[START Provided material]

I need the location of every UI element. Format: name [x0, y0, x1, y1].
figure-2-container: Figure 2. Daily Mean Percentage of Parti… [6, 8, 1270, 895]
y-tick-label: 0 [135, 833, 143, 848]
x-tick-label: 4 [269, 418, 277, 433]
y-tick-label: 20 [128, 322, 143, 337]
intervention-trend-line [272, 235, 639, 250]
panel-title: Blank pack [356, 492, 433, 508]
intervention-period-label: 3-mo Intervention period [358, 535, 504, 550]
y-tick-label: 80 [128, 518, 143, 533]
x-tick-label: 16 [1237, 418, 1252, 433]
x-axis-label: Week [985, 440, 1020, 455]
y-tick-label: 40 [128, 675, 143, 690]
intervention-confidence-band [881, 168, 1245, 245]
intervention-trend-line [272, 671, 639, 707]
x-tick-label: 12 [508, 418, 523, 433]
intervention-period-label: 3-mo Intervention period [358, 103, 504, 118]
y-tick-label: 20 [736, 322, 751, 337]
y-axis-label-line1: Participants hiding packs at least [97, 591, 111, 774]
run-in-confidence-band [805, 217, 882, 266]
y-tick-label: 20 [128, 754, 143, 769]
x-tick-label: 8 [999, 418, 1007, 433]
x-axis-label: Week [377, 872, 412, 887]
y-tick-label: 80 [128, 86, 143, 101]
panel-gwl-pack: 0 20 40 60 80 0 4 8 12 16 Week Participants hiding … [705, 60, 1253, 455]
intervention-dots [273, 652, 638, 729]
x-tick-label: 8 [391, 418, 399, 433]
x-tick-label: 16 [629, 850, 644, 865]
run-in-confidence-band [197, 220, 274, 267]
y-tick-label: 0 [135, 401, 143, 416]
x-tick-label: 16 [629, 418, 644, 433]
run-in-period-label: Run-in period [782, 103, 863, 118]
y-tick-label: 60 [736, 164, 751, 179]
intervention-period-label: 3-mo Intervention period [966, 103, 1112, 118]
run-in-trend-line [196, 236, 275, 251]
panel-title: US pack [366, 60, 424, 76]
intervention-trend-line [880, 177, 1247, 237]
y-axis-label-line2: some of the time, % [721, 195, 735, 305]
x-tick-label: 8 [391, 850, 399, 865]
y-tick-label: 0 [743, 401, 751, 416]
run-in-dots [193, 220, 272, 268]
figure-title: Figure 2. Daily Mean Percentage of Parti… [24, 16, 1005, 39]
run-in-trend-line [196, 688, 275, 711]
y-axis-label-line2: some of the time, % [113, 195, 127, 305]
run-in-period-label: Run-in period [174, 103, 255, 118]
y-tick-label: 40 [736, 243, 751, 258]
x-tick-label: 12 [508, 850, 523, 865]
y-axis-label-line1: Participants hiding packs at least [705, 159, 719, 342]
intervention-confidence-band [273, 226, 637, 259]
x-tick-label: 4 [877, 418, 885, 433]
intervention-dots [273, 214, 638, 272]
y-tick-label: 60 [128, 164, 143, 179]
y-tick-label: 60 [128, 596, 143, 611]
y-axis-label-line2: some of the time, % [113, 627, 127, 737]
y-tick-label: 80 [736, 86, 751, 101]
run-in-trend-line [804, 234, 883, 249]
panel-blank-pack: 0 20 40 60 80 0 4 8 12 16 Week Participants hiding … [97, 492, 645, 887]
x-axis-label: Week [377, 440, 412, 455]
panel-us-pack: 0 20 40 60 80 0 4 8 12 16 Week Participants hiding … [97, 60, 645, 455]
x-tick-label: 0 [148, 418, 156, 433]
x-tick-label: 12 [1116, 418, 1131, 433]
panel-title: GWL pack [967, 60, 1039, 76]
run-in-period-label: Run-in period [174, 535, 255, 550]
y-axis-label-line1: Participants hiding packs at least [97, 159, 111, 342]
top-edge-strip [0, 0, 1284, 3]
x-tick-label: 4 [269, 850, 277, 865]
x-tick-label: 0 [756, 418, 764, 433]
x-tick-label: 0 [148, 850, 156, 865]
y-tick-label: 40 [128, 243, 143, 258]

[END Provided material]

▸ **Given problem**
Reproduce every line of the records above word for word, without any changes.

▸ **The answer**
I need the location of every UI element. Format: name [x0, y0, x1, y1].
figure-2-container: Figure 2. Daily Mean Percentage of Parti… [6, 8, 1270, 895]
y-tick-label: 0 [135, 833, 143, 848]
x-tick-label: 4 [269, 418, 277, 433]
y-tick-label: 20 [128, 322, 143, 337]
intervention-trend-line [272, 235, 639, 250]
panel-title: Blank pack [356, 492, 433, 508]
intervention-period-label: 3-mo Intervention period [358, 535, 504, 550]
y-tick-label: 80 [128, 518, 143, 533]
x-tick-label: 16 [1237, 418, 1252, 433]
x-axis-label: Week [985, 440, 1020, 455]
y-tick-label: 40 [128, 675, 143, 690]
intervention-confidence-band [881, 168, 1245, 245]
intervention-trend-line [272, 671, 639, 707]
x-tick-label: 12 [508, 418, 523, 433]
intervention-period-label: 3-mo Intervention period [358, 103, 504, 118]
y-tick-label: 20 [736, 322, 751, 337]
y-axis-label-line1: Participants hiding packs at least [97, 591, 111, 774]
run-in-confidence-band [805, 217, 882, 266]
y-tick-label: 20 [128, 754, 143, 769]
x-tick-label: 8 [999, 418, 1007, 433]
x-axis-label: Week [377, 872, 412, 887]
y-tick-label: 80 [128, 86, 143, 101]
panel-gwl-pack: 0 20 40 60 80 0 4 8 12 16 Week Participants hiding … [705, 60, 1253, 455]
intervention-dots [273, 652, 638, 729]
x-tick-label: 8 [391, 418, 399, 433]
x-tick-label: 16 [629, 850, 644, 865]
run-in-confidence-band [197, 220, 274, 267]
y-tick-label: 0 [135, 401, 143, 416]
x-tick-label: 16 [629, 418, 644, 433]
run-in-period-label: Run-in period [782, 103, 863, 118]
y-tick-label: 60 [736, 164, 751, 179]
intervention-period-label: 3-mo Intervention period [966, 103, 1112, 118]
run-in-trend-line [196, 236, 275, 251]
panel-title: US pack [366, 60, 424, 76]
intervention-trend-line [880, 177, 1247, 237]
y-axis-label-line2: some of the time, % [721, 195, 735, 305]
x-tick-label: 8 [391, 850, 399, 865]
y-tick-label: 0 [743, 401, 751, 416]
run-in-dots [193, 220, 272, 268]
figure-title: Figure 2. Daily Mean Percentage of Parti… [24, 16, 1005, 39]
run-in-trend-line [196, 688, 275, 711]
y-axis-label-line2: some of the time, % [113, 195, 127, 305]
run-in-period-label: Run-in period [174, 103, 255, 118]
y-tick-label: 40 [736, 243, 751, 258]
x-tick-label: 12 [508, 850, 523, 865]
y-axis-label-line1: Participants hiding packs at least [705, 159, 719, 342]
intervention-confidence-band [273, 226, 637, 259]
x-tick-label: 4 [877, 418, 885, 433]
intervention-dots [273, 214, 638, 272]
y-tick-label: 60 [128, 164, 143, 179]
y-tick-label: 60 [128, 596, 143, 611]
y-axis-label-line2: some of the time, % [113, 627, 127, 737]
y-tick-label: 80 [736, 86, 751, 101]
run-in-trend-line [804, 234, 883, 249]
panel-blank-pack: 0 20 40 60 80 0 4 8 12 16 Week Participants hiding … [97, 492, 645, 887]
x-axis-label: Week [377, 440, 412, 455]
panel-us-pack: 0 20 40 60 80 0 4 8 12 16 Week Participants hiding … [97, 60, 645, 455]
x-tick-label: 0 [148, 418, 156, 433]
x-tick-label: 12 [1116, 418, 1131, 433]
panel-title: GWL pack [967, 60, 1039, 76]
run-in-period-label: Run-in period [174, 535, 255, 550]
y-axis-label-line1: Participants hiding packs at least [97, 159, 111, 342]
top-edge-strip [0, 0, 1284, 3]
x-tick-label: 4 [269, 850, 277, 865]
x-tick-label: 0 [756, 418, 764, 433]
x-tick-label: 0 [148, 850, 156, 865]
y-tick-label: 40 [128, 243, 143, 258]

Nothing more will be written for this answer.